▶ _Instruction_
Copy every line of the listing exactly.

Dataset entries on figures

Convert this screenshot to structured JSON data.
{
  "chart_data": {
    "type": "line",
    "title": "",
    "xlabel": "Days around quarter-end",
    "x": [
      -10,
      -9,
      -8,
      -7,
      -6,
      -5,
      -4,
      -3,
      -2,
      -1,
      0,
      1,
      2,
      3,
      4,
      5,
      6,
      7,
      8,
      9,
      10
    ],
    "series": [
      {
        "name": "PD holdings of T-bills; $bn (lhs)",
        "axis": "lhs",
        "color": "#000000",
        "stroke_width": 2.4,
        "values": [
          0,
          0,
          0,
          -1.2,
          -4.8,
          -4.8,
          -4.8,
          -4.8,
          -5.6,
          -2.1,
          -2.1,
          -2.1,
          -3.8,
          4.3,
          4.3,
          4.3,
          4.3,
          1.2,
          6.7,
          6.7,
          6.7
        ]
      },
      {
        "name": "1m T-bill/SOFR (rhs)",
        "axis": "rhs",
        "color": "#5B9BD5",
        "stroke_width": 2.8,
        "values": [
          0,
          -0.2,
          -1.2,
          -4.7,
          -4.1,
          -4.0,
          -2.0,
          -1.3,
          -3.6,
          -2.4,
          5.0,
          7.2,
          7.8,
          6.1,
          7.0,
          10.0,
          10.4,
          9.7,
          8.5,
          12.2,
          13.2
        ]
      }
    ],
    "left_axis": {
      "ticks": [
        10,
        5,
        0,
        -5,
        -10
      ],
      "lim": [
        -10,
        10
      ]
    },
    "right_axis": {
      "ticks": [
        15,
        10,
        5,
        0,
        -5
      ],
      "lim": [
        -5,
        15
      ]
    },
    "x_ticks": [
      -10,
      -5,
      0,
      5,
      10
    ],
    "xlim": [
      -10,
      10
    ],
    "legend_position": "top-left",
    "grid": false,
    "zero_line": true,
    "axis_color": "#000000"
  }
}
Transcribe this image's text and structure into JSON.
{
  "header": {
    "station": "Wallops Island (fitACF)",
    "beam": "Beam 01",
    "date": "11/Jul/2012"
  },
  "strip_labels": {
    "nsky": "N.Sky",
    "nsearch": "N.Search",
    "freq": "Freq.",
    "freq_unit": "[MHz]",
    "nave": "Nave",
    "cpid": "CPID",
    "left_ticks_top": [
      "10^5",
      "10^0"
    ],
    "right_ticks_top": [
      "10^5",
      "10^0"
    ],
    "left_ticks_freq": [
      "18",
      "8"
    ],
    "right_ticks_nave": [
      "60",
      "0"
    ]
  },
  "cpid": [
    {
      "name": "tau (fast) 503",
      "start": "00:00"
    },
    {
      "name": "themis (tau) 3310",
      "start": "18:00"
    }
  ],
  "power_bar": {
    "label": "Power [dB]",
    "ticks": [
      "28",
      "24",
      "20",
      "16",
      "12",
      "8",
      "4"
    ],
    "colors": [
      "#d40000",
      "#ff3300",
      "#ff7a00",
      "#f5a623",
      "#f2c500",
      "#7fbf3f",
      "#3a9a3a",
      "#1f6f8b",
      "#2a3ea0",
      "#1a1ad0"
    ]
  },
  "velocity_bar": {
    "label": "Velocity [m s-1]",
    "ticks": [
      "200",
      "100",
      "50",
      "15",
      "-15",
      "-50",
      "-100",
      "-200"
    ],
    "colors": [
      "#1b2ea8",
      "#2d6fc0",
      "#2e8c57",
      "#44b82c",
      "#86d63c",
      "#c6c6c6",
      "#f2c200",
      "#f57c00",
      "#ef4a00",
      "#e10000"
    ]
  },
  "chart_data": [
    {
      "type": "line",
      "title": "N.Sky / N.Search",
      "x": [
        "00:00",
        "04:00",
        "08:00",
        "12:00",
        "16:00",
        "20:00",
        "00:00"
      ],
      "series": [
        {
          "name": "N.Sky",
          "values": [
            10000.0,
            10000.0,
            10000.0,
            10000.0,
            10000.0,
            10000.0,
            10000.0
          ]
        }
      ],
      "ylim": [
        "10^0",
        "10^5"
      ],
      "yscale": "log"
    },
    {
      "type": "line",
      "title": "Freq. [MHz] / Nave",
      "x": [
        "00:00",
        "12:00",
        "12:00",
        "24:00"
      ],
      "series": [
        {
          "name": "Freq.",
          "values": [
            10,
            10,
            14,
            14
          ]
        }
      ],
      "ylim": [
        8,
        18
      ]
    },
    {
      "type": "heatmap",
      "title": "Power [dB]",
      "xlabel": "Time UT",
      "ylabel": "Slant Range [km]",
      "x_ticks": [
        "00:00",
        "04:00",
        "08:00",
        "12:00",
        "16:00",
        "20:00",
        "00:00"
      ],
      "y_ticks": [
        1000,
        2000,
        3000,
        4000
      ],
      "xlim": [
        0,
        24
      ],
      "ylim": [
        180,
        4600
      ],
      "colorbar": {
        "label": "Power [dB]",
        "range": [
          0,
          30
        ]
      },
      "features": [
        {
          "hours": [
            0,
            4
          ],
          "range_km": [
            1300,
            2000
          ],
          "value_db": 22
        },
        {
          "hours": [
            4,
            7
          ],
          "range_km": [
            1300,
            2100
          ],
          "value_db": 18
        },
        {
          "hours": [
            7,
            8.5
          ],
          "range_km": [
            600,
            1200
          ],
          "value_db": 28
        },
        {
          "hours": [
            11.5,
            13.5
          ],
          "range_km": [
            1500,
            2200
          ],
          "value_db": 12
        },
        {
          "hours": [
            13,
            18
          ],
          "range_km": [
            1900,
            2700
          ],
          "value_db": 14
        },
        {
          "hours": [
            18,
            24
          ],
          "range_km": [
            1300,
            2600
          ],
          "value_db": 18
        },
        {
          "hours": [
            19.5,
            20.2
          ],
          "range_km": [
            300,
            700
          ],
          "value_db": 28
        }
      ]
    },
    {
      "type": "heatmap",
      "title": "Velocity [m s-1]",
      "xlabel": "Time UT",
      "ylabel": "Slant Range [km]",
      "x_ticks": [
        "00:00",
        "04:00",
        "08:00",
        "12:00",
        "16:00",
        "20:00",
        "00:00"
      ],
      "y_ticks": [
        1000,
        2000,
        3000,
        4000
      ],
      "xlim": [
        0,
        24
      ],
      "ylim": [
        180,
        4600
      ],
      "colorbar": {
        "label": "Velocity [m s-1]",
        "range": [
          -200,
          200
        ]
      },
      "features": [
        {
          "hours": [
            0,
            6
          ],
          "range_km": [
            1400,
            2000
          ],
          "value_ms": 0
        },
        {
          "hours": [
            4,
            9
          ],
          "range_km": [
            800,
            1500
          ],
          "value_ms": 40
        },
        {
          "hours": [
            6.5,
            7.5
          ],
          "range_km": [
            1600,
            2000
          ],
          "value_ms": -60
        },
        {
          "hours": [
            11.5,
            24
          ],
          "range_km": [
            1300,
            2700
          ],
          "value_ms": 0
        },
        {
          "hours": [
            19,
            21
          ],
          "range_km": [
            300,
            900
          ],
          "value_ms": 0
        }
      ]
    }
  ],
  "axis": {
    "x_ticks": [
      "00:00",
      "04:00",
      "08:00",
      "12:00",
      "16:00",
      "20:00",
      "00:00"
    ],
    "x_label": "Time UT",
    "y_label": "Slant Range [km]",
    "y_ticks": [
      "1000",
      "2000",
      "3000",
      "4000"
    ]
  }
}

▶ _Output_
Convert this screenshot to structured JSON data.
{
  "chart_data": {
    "type": "line",
    "title": "",
    "xlabel": "Days around quarter-end",
    "x": [
      -10,
      -9,
      -8,
      -7,
      -6,
      -5,
      -4,
      -3,
      -2,
      -1,
      0,
      1,
      2,
      3,
      4,
      5,
      6,
      7,
      8,
      9,
      10
    ],
    "series": [
      {
        "name": "PD holdings of T-bills; $bn (lhs)",
        "axis": "lhs",
        "color": "#000000",
        "stroke_width": 2.4,
        "values": [
          0,
          0,
          0,
          -1.2,
          -4.8,
          -4.8,
          -4.8,
          -4.8,
          -5.6,
          -2.1,
          -2.1,
          -2.1,
          -3.8,
          4.3,
          4.3,
          4.3,
          4.3,
          1.2,
          6.7,
          6.7,
          6.7
        ]
      },
      {
        "name": "1m T-bill/SOFR (rhs)",
        "axis": "rhs",
        "color": "#5B9BD5",
        "stroke_width": 2.8,
        "values": [
          0,
          -0.2,
          -1.2,
          -4.7,
          -4.1,
          -4.0,
          -2.0,
          -1.3,
          -3.6,
          -2.4,
          5.0,
          7.2,
          7.8,
          6.1,
          7.0,
          10.0,
          10.4,
          9.7,
          8.5,
          12.2,
          13.2
        ]
      }
    ],
    "left_axis": {
      "ticks": [
        10,
        5,
        0,
        -5,
        -10
      ],
      "lim": [
        -10,
        10
      ]
    },
    "right_axis": {
      "ticks": [
        15,
        10,
        5,
        0,
        -5
      ],
      "lim": [
        -5,
        15
      ]
    },
    "x_ticks": [
      -10,
      -5,
      0,
      5,
      10
    ],
    "xlim": [
      -10,
      10
    ],
    "legend_position": "top-left",
    "grid": false,
    "zero_line": true,
    "axis_color": "#000000"
  }
}
Transcribe this image's text and structure into JSON.
{
  "header": {
    "station": "Wallops Island (fitACF)",
    "beam": "Beam 01",
    "date": "11/Jul/2012"
  },
  "strip_labels": {
    "nsky": "N.Sky",
    "nsearch": "N.Search",
    "freq": "Freq.",
    "freq_unit": "[MHz]",
    "nave": "Nave",
    "cpid": "CPID",
    "left_ticks_top": [
      "10^5",
      "10^0"
    ],
    "right_ticks_top": [
      "10^5",
      "10^0"
    ],
    "left_ticks_freq": [
      "18",
      "8"
    ],
    "right_ticks_nave": [
      "60",
      "0"
    ]
  },
  "cpid": [
    {
      "name": "tau (fast) 503",
      "start": "00:00"
    },
    {
      "name": "themis (tau) 3310",
      "start": "18:00"
    }
  ],
  "power_bar": {
    "label": "Power [dB]",
    "ticks": [
      "28",
      "24",
      "20",
      "16",
      "12",
      "8",
      "4"
    ],
    "colors": [
      "#d40000",
      "#ff3300",
      "#ff7a00",
      "#f5a623",
      "#f2c500",
      "#7fbf3f",
      "#3a9a3a",
      "#1f6f8b",
      "#2a3ea0",
      "#1a1ad0"
    ]
  },
  "velocity_bar": {
    "label": "Velocity [m s-1]",
    "ticks": [
      "200",
      "100",
      "50",
      "15",
      "-15",
      "-50",
      "-100",
      "-200"
    ],
    "colors": [
      "#1b2ea8",
      "#2d6fc0",
      "#2e8c57",
      "#44b82c",
      "#86d63c",
      "#c6c6c6",
      "#f2c200",
      "#f57c00",
      "#ef4a00",
      "#e10000"
    ]
  },
  "chart_data": [
    {
      "type": "line",
      "title": "N.Sky / N.Search",
      "x": [
        "00:00",
        "04:00",
        "08:00",
        "12:00",
        "16:00",
        "20:00",
        "00:00"
      ],
      "series": [
        {
          "name": "N.Sky",
          "values": [
            10000.0,
            10000.0,
            10000.0,
            10000.0,
            10000.0,
            10000.0,
            10000.0
          ]
        }
      ],
      "ylim": [
        "10^0",
        "10^5"
      ],
      "yscale": "log"
    },
    {
      "type": "line",
      "title": "Freq. [MHz] / Nave",
      "x": [
        "00:00",
        "12:00",
        "12:00",
        "24:00"
      ],
      "series": [
        {
          "name": "Freq.",
          "values": [
            10,
            10,
            14,
            14
          ]
        }
      ],
      "ylim": [
        8,
        18
      ]
    },
    {
      "type": "heatmap",
      "title": "Power [dB]",
      "xlabel": "Time UT",
      "ylabel": "Slant Range [km]",
      "x_ticks": [
        "00:00",
        "04:00",
        "08:00",
        "12:00",
        "16:00",
        "20:00",
        "00:00"
      ],
      "y_ticks": [
        1000,
        2000,
        3000,
        4000
      ],
      "xlim": [
        0,
        24
      ],
      "ylim": [
        180,
        4600
      ],
      "colorbar": {
        "label": "Power [dB]",
        "range": [
          0,
          30
        ]
      },
      "features": [
        {
          "hours": [
            0,
            4
          ],
          "range_km": [
            1300,
            2000
          ],
          "value_db": 22
        },
        {
          "hours": [
            4,
            7
          ],
          "range_km": [
            1300,
            2100
          ],
          "value_db": 18
        },
        {
          "hours": [
            7,
            8.5
          ],
          "range_km": [
            600,
            1200
          ],
          "value_db": 28
        },
        {
          "hours": [
            11.5,
            13.5
          ],
          "range_km": [
            1500,
            2200
          ],
          "value_db": 12
        },
        {
          "hours": [
            13,
            18
          ],
          "range_km": [
            1900,
            2700
          ],
          "value_db": 14
        },
        {
          "hours": [
            18,
            24
          ],
          "range_km": [
            1300,
            2600
          ],
          "value_db": 18
        },
        {
          "hours": [
            19.5,
            20.2
          ],
          "range_km": [
            300,
            700
          ],
          "value_db": 28
        }
      ]
    },
    {
      "type": "heatmap",
      "title": "Velocity [m s-1]",
      "xlabel": "Time UT",
      "ylabel": "Slant Range [km]",
      "x_ticks": [
        "00:00",
        "04:00",
        "08:00",
        "12:00",
        "16:00",
        "20:00",
        "00:00"
      ],
      "y_ticks": [
        1000,
        2000,
        3000,
        4000
      ],
      "xlim": [
        0,
        24
      ],
      "ylim": [
        180,
        4600
      ],
      "colorbar": {
        "label": "Velocity [m s-1]",
        "range": [
          -200,
          200
        ]
      },
      "features": [
        {
          "hours": [
            0,
            6
          ],
          "range_km": [
            1400,
            2000
          ],
          "value_ms": 0
        },
        {
          "hours": [
            4,
            9
          ],
          "range_km": [
            800,
            1500
          ],
          "value_ms": 40
        },
        {
          "hours": [
            6.5,
            7.5
          ],
          "range_km": [
            1600,
            2000
          ],
          "value_ms": -60
        },
        {
          "hours": [
            11.5,
            24
          ],
          "range_km": [
            1300,
            2700
          ],
          "value_ms": 0
        },
        {
          "hours": [
            19,
            21
          ],
          "range_km": [
            300,
            900
          ],
          "value_ms": 0
        }
      ]
    }
  ],
  "axis": {
    "x_ticks": [
      "00:00",
      "04:00",
      "08:00",
      "12:00",
      "16:00",
      "20:00",
      "00:00"
    ],
    "x_label": "Time UT",
    "y_label": "Slant Range [km]",
    "y_ticks": [
      "1000",
      "2000",
      "3000",
      "4000"
    ]
  }
}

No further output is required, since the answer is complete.